— WHAT NEEDS TO BE DONE —
Write out each line of the listing as it stands, without the images.

....................

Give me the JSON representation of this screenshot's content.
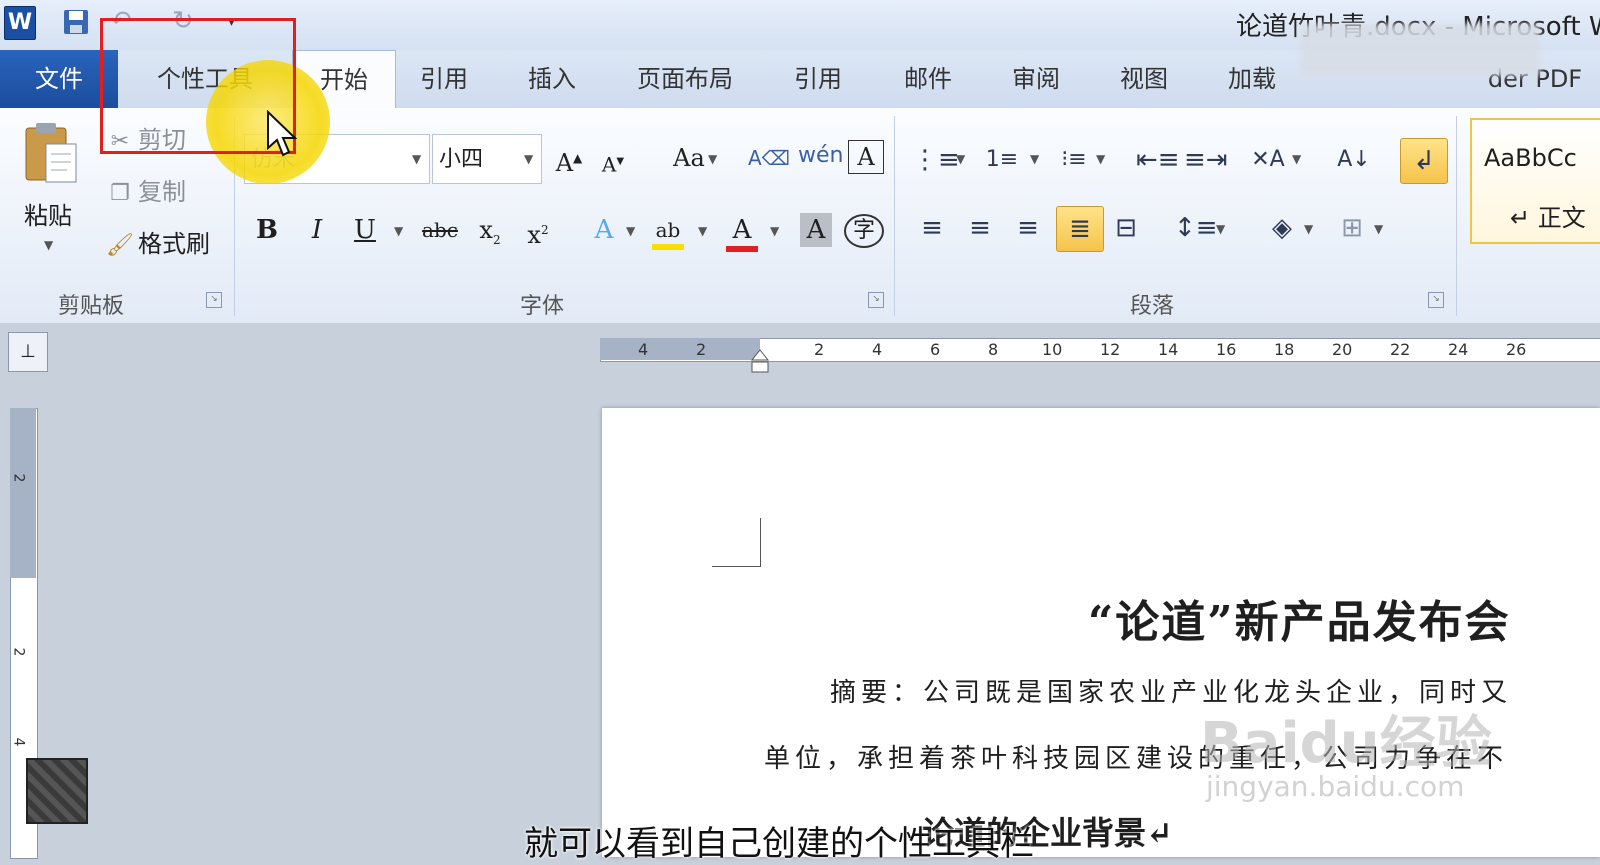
{
  "window": {
    "title": "论道竹叶青.docx - Microsoft W",
    "app_icon": "W"
  },
  "quick_access": {
    "save_icon": "save-icon",
    "undo_glyph": "↶",
    "redo_glyph": "↻",
    "customize_glyph": "▾"
  },
  "tabs": [
    {
      "label": "文件",
      "active": false
    },
    {
      "label": "个性工具",
      "active": false
    },
    {
      "label": "开始",
      "active": true
    },
    {
      "label": "引用",
      "active": false
    },
    {
      "label": "插入",
      "active": false
    },
    {
      "label": "页面布局",
      "active": false
    },
    {
      "label": "引用",
      "active": false
    },
    {
      "label": "邮件",
      "active": false
    },
    {
      "label": "审阅",
      "active": false
    },
    {
      "label": "视图",
      "active": false
    },
    {
      "label": "加载",
      "active": false
    },
    {
      "label": "der PDF",
      "active": false
    }
  ],
  "clipboard": {
    "paste": "粘贴",
    "cut": "剪切",
    "copy": "复制",
    "format_painter": "格式刷",
    "group_label": "剪贴板"
  },
  "font": {
    "name": "仿宋",
    "size": "小四",
    "group_label": "字体"
  },
  "paragraph": {
    "group_label": "段落"
  },
  "styles": {
    "sample": "AaBbCc",
    "name": "↵ 正文"
  },
  "ruler": {
    "ticks": [
      "4",
      "2",
      "2",
      "4",
      "6",
      "8",
      "10",
      "12",
      "14",
      "16",
      "18",
      "20",
      "22",
      "24",
      "26"
    ],
    "vertical_ticks": [
      "2",
      "2",
      "4"
    ]
  },
  "document": {
    "heading": "“论道”新产品发布会",
    "para1": "摘要：公司既是国家农业产业化龙头企业，同时又",
    "para2": "单位，承担着茶叶科技园区建设的重任，公司力争在不",
    "subheading": "论道的企业背景↵"
  },
  "overlay": {
    "subtitle": "就可以看到自己创建的个性工具栏",
    "watermark": "Baidu经验",
    "watermark_url": "jingyan.baidu.com"
  },
  "colors": {
    "file_tab": "#1b4d9c",
    "highlight": "#f5d600",
    "annotation_box": "#e02020",
    "font_color_bar": "#e02020",
    "highlighter_bar": "#f5e000"
  }
}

....................

— SOLUTION TO THE PROBLEM —
Give me the JSON representation of this screenshot's content.
{
  "window": {
    "title": "论道竹叶青.docx - Microsoft W",
    "app_icon": "W"
  },
  "quick_access": {
    "save_icon": "save-icon",
    "undo_glyph": "↶",
    "redo_glyph": "↻",
    "customize_glyph": "▾"
  },
  "tabs": [
    {
      "label": "文件",
      "active": false
    },
    {
      "label": "个性工具",
      "active": false
    },
    {
      "label": "开始",
      "active": true
    },
    {
      "label": "引用",
      "active": false
    },
    {
      "label": "插入",
      "active": false
    },
    {
      "label": "页面布局",
      "active": false
    },
    {
      "label": "引用",
      "active": false
    },
    {
      "label": "邮件",
      "active": false
    },
    {
      "label": "审阅",
      "active": false
    },
    {
      "label": "视图",
      "active": false
    },
    {
      "label": "加载",
      "active": false
    },
    {
      "label": "der PDF",
      "active": false
    }
  ],
  "clipboard": {
    "paste": "粘贴",
    "cut": "剪切",
    "copy": "复制",
    "format_painter": "格式刷",
    "group_label": "剪贴板"
  },
  "font": {
    "name": "仿宋",
    "size": "小四",
    "group_label": "字体"
  },
  "paragraph": {
    "group_label": "段落"
  },
  "styles": {
    "sample": "AaBbCc",
    "name": "↵ 正文"
  },
  "ruler": {
    "ticks": [
      "4",
      "2",
      "2",
      "4",
      "6",
      "8",
      "10",
      "12",
      "14",
      "16",
      "18",
      "20",
      "22",
      "24",
      "26"
    ],
    "vertical_ticks": [
      "2",
      "2",
      "4"
    ]
  },
  "document": {
    "heading": "“论道”新产品发布会",
    "para1": "摘要：公司既是国家农业产业化龙头企业，同时又",
    "para2": "单位，承担着茶叶科技园区建设的重任，公司力争在不",
    "subheading": "论道的企业背景↵"
  },
  "overlay": {
    "subtitle": "就可以看到自己创建的个性工具栏",
    "watermark": "Baidu经验",
    "watermark_url": "jingyan.baidu.com"
  },
  "colors": {
    "file_tab": "#1b4d9c",
    "highlight": "#f5d600",
    "annotation_box": "#e02020",
    "font_color_bar": "#e02020",
    "highlighter_bar": "#f5e000"
  }
}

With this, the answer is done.